Chart and figure data
========================================

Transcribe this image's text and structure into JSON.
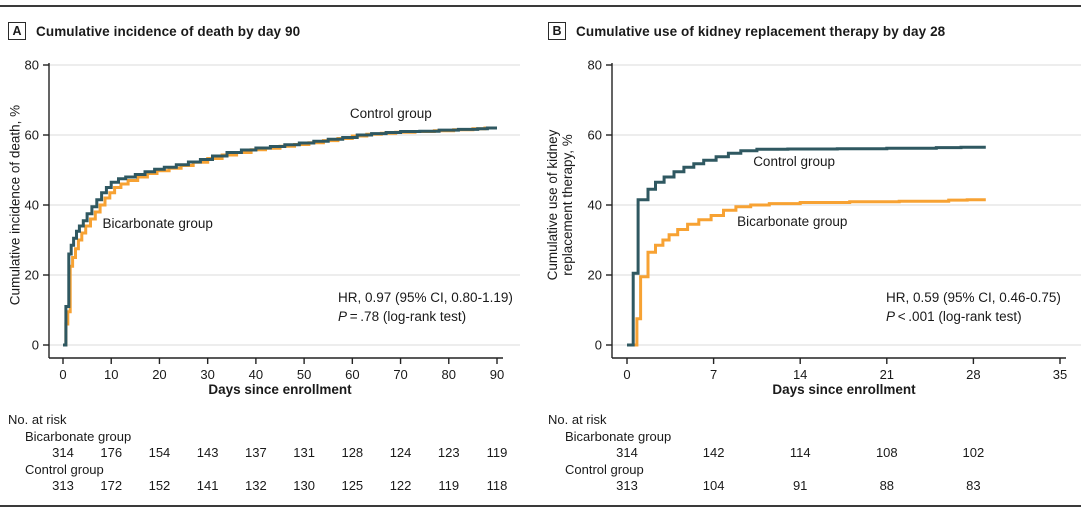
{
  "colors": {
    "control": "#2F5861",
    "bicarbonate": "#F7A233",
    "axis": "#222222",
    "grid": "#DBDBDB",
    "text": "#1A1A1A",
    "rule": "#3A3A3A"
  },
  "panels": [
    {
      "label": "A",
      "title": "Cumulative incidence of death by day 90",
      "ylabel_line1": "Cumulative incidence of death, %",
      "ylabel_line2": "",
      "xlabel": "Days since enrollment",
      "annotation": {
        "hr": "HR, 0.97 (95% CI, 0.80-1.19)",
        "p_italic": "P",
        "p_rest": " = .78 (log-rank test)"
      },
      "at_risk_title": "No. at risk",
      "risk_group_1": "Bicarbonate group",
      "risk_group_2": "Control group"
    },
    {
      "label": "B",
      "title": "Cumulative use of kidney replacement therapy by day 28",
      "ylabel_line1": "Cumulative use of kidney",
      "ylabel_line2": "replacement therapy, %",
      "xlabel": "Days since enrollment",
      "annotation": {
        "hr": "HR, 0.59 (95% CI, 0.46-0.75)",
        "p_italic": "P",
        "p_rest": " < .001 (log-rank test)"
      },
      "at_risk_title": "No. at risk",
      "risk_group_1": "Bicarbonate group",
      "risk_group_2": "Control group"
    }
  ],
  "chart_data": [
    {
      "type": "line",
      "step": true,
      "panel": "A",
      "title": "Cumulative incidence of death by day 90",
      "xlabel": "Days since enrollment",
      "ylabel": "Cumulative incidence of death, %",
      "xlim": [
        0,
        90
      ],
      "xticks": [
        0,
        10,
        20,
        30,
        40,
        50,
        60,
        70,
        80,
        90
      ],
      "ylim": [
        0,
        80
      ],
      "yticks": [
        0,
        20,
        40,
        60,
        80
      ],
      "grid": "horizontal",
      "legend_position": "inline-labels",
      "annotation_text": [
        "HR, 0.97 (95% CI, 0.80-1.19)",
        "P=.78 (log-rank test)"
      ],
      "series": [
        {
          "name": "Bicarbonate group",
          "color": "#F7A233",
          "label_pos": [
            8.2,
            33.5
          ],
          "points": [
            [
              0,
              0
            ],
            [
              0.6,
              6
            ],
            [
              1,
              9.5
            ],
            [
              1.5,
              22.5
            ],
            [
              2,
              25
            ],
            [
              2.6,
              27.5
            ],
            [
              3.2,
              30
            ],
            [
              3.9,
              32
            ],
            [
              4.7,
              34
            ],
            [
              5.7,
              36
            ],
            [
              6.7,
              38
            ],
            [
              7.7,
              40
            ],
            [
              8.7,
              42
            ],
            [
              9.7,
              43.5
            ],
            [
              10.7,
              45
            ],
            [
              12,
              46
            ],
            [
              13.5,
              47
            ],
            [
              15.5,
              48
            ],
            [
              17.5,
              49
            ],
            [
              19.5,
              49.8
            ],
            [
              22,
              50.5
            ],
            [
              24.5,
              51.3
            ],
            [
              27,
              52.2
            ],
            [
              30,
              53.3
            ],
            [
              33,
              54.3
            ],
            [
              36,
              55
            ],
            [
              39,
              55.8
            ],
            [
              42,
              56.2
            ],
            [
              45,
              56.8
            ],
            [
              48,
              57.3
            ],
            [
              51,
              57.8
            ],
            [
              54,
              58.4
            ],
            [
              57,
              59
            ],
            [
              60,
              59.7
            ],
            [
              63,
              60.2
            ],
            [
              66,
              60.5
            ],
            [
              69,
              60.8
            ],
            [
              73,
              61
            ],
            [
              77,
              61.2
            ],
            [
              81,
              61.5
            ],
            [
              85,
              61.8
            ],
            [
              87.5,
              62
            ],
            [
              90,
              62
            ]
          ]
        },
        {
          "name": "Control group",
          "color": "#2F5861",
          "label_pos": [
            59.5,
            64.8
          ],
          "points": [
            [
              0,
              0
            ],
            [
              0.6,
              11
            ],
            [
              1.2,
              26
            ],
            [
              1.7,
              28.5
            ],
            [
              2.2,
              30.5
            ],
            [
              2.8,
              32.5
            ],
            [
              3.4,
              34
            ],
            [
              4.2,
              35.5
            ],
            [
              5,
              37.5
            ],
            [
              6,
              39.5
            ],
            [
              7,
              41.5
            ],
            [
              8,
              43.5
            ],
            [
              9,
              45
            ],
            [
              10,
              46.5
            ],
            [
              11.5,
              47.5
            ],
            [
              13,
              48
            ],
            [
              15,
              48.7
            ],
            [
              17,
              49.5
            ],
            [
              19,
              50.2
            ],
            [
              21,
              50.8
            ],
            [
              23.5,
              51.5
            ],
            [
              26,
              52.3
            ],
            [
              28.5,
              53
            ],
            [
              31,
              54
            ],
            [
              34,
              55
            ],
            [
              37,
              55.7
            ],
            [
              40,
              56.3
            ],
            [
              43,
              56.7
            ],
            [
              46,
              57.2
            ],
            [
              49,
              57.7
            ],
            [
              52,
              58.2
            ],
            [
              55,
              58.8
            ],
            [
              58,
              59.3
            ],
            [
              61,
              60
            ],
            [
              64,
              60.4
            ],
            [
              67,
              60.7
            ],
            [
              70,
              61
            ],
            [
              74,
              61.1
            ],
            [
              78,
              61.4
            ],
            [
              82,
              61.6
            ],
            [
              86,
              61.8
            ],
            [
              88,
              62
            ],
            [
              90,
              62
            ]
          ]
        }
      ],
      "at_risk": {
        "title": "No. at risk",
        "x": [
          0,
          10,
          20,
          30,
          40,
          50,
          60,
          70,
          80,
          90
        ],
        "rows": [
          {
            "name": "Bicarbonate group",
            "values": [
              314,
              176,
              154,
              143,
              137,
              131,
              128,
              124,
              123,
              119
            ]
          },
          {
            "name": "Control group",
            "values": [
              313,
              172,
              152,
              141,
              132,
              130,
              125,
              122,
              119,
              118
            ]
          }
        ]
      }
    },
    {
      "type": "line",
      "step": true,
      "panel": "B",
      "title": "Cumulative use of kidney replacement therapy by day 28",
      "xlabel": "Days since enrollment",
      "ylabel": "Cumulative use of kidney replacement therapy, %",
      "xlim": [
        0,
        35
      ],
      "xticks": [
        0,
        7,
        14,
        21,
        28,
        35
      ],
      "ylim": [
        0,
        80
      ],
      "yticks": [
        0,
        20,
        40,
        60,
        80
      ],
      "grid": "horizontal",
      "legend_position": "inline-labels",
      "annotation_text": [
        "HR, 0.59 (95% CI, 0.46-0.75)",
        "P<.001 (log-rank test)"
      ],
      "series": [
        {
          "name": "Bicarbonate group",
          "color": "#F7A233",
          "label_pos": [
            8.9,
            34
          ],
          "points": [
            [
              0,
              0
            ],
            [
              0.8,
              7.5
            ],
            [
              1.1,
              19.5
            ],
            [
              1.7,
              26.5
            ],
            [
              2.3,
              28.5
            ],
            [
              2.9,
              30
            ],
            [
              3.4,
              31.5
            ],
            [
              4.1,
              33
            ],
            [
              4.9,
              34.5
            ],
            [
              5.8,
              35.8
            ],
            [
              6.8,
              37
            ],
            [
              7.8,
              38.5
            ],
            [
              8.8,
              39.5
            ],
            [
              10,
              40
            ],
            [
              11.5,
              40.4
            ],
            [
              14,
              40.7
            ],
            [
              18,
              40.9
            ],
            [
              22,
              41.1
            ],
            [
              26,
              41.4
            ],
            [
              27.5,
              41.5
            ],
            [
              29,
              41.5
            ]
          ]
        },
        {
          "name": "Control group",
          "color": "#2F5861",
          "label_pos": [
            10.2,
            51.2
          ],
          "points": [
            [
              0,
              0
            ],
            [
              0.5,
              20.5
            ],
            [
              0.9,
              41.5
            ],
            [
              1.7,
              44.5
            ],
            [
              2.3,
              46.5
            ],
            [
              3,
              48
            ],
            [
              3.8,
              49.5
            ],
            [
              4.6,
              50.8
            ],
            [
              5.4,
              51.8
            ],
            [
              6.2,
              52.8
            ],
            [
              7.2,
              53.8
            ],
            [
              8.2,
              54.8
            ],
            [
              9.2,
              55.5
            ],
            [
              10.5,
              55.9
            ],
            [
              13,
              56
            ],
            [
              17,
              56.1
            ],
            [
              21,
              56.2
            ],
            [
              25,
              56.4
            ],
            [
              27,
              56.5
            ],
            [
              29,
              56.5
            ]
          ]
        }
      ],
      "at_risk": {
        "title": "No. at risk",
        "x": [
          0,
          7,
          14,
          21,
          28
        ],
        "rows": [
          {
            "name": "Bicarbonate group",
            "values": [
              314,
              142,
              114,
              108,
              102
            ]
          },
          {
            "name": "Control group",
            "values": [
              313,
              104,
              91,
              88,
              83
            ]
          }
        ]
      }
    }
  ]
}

========================================

#### [EXERCISE OBJECTIVE]
Give only the number of lines in the records that include the word "therapy".

#### [TASK RESULT]
4